• **To be done**
Pull every line containing "sell" from the entries.

• **Raw data**

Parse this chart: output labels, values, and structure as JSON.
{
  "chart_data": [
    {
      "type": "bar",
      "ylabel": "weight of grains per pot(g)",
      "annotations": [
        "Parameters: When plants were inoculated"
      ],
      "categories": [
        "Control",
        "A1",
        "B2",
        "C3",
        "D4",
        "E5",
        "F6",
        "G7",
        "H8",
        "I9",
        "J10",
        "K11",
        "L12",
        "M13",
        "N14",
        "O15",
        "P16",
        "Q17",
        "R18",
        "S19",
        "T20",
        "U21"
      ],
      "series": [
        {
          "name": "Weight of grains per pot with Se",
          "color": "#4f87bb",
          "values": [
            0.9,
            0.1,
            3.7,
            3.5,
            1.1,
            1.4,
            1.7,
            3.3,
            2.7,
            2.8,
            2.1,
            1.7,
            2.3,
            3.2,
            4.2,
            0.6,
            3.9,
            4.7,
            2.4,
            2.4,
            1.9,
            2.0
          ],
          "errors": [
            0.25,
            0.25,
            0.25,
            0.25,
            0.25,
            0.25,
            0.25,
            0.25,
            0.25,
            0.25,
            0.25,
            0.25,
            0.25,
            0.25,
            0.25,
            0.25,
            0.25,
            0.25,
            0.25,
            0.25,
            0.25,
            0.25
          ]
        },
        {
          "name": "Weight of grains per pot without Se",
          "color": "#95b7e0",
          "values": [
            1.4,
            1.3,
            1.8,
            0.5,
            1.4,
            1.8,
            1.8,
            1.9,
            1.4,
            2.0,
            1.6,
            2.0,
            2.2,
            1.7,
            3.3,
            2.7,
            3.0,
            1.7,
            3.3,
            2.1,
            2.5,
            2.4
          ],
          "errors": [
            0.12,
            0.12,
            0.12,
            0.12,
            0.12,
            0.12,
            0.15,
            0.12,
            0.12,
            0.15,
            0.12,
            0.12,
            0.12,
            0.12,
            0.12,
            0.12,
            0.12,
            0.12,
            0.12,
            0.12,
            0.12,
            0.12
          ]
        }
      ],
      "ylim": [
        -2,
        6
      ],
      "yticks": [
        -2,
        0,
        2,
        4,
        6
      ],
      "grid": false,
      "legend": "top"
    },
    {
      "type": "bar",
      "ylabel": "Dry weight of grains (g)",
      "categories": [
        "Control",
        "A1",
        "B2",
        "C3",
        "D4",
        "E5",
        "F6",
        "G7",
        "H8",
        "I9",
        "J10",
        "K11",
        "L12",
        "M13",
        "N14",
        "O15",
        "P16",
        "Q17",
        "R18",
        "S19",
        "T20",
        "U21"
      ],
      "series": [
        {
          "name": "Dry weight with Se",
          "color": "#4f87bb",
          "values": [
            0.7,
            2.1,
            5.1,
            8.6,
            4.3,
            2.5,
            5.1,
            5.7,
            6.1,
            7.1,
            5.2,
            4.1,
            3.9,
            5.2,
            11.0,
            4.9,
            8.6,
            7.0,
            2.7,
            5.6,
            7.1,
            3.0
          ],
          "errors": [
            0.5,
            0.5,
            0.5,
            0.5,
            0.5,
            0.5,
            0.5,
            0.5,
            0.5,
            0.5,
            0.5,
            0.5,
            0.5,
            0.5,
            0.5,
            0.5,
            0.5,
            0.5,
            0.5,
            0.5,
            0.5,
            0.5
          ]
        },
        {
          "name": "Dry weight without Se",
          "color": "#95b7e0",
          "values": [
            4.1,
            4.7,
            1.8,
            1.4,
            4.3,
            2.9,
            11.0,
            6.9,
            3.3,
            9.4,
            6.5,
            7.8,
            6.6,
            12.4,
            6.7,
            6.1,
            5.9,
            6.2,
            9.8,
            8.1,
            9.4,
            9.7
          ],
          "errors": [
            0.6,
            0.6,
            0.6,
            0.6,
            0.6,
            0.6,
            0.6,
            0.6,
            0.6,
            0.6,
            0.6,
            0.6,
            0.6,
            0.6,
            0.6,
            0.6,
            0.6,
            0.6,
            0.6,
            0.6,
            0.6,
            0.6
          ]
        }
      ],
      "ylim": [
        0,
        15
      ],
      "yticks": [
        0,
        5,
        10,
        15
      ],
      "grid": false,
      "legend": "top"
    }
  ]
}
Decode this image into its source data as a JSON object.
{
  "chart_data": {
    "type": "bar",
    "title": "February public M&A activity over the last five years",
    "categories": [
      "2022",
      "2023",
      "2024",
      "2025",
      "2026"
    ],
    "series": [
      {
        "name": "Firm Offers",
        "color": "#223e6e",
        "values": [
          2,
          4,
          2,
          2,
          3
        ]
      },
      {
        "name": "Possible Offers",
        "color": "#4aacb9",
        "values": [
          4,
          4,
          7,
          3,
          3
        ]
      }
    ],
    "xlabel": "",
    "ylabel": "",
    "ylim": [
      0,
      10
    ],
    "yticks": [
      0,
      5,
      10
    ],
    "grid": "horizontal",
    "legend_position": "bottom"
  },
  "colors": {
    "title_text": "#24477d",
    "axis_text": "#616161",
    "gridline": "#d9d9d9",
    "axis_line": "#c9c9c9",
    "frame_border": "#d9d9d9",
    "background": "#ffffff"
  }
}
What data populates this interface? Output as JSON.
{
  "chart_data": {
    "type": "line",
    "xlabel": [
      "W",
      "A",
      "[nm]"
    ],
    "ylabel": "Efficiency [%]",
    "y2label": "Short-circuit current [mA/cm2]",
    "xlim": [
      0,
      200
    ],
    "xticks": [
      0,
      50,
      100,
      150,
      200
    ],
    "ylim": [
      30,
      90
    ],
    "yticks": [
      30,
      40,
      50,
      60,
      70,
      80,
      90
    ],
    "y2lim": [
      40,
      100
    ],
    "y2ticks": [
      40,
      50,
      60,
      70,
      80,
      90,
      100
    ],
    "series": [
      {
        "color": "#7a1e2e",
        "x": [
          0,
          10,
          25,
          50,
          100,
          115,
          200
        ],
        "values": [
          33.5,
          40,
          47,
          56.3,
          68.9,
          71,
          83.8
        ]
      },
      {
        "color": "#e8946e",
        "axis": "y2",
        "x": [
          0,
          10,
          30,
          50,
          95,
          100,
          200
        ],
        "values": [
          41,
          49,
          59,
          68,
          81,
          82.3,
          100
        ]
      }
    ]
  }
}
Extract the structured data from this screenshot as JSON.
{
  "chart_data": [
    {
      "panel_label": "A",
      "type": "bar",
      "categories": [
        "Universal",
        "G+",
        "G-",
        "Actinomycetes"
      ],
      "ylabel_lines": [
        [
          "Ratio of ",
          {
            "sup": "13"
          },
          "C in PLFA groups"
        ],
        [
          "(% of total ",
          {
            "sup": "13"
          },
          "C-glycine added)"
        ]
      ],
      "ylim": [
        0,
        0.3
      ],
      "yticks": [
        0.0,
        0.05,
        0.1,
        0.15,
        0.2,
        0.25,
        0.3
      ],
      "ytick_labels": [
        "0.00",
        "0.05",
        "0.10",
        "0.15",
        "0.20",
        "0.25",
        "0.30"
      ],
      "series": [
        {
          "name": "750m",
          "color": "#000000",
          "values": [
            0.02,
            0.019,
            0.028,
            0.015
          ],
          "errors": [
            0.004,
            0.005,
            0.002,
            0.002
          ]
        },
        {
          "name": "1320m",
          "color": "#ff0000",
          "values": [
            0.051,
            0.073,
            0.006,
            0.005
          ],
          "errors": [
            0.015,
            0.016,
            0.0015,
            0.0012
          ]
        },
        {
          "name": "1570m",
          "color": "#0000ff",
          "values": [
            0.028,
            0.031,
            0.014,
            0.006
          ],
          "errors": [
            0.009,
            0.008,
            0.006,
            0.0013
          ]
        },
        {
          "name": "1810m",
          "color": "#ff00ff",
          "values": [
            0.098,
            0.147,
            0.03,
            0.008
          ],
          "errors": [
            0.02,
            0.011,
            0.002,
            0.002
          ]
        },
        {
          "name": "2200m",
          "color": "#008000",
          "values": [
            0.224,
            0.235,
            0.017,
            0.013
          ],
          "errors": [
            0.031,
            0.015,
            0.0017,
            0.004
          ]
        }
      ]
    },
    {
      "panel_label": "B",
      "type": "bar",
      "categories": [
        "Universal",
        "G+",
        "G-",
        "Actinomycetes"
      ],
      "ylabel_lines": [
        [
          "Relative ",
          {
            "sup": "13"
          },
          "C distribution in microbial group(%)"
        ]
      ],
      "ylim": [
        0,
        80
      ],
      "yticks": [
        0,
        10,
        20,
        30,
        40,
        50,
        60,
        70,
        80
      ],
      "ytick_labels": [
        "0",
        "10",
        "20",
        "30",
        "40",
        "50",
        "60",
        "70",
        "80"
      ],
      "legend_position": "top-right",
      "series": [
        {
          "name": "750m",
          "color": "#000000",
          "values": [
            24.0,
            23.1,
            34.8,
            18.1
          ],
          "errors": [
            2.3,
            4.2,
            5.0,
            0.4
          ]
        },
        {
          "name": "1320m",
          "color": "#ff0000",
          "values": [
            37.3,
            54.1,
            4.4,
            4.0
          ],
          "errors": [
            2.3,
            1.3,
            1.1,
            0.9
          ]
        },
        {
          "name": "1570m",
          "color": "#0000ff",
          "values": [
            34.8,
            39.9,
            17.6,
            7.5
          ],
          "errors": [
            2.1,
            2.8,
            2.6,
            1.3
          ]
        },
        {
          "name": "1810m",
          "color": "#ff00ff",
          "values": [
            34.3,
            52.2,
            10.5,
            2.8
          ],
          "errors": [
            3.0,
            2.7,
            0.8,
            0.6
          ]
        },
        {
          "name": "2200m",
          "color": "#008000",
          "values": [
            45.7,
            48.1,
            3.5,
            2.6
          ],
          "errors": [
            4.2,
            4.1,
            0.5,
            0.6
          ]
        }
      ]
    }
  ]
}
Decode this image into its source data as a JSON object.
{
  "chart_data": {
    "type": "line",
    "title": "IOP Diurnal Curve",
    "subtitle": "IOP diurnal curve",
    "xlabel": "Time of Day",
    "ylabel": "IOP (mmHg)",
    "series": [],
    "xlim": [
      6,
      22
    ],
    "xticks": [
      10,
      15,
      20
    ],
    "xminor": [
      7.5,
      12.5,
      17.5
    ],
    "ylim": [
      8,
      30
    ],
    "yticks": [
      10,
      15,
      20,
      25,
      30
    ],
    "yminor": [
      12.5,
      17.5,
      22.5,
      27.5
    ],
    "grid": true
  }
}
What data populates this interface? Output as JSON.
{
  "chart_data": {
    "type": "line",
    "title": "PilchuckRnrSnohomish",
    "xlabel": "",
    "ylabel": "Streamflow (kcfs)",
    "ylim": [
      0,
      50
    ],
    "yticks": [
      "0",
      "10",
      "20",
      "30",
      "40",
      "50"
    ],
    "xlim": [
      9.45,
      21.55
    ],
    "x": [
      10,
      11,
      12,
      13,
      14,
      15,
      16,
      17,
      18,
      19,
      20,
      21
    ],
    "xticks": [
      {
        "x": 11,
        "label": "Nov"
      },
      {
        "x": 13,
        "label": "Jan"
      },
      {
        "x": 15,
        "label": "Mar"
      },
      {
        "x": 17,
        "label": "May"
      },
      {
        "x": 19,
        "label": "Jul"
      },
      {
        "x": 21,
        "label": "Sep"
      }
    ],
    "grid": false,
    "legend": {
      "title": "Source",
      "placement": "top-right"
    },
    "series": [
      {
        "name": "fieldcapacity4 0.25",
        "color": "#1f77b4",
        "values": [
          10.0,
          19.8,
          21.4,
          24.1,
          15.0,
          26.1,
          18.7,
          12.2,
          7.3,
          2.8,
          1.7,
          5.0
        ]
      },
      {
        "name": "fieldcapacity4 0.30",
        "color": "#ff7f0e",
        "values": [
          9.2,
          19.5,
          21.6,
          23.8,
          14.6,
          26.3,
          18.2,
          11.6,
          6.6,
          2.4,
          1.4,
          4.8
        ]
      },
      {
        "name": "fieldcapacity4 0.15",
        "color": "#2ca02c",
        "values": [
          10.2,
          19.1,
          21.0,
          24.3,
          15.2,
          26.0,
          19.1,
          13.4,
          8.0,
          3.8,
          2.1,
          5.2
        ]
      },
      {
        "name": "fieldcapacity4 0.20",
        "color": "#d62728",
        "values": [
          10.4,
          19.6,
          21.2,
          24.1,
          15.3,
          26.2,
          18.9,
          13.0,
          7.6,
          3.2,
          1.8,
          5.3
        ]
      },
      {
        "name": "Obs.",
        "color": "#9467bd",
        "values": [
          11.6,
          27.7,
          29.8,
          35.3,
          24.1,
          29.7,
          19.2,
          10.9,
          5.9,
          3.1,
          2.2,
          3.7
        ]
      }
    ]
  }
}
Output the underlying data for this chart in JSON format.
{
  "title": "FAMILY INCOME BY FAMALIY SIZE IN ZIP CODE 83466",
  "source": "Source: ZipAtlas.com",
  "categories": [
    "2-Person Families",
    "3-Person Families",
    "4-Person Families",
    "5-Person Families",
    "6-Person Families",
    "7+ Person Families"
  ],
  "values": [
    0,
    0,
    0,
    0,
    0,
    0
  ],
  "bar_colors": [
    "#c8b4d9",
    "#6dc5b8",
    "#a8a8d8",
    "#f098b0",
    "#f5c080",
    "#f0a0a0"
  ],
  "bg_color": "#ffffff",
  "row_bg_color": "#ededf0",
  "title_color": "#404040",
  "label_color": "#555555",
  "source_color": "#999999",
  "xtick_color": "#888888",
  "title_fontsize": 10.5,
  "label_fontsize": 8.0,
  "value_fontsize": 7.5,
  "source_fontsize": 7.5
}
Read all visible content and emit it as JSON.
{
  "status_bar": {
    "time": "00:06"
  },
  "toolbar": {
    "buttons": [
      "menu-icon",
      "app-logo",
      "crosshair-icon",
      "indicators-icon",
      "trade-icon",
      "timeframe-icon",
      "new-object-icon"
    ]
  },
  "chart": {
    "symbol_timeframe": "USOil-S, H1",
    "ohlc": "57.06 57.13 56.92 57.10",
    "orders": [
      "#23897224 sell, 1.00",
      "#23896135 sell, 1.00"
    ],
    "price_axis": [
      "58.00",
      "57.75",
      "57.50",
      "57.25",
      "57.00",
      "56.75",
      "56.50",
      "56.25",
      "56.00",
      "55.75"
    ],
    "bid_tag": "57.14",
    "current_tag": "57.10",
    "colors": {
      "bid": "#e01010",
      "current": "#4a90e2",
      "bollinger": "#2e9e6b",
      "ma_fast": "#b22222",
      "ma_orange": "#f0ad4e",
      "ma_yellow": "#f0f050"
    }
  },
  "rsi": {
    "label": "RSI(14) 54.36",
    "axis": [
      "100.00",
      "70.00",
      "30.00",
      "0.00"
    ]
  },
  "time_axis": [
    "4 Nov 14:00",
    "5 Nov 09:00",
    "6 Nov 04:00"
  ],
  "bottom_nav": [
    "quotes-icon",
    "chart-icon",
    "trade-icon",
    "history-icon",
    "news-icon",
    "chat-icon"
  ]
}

• **Correct response**
      "#23897224 sell, 1.00",
      "#23896135 sell, 1.00"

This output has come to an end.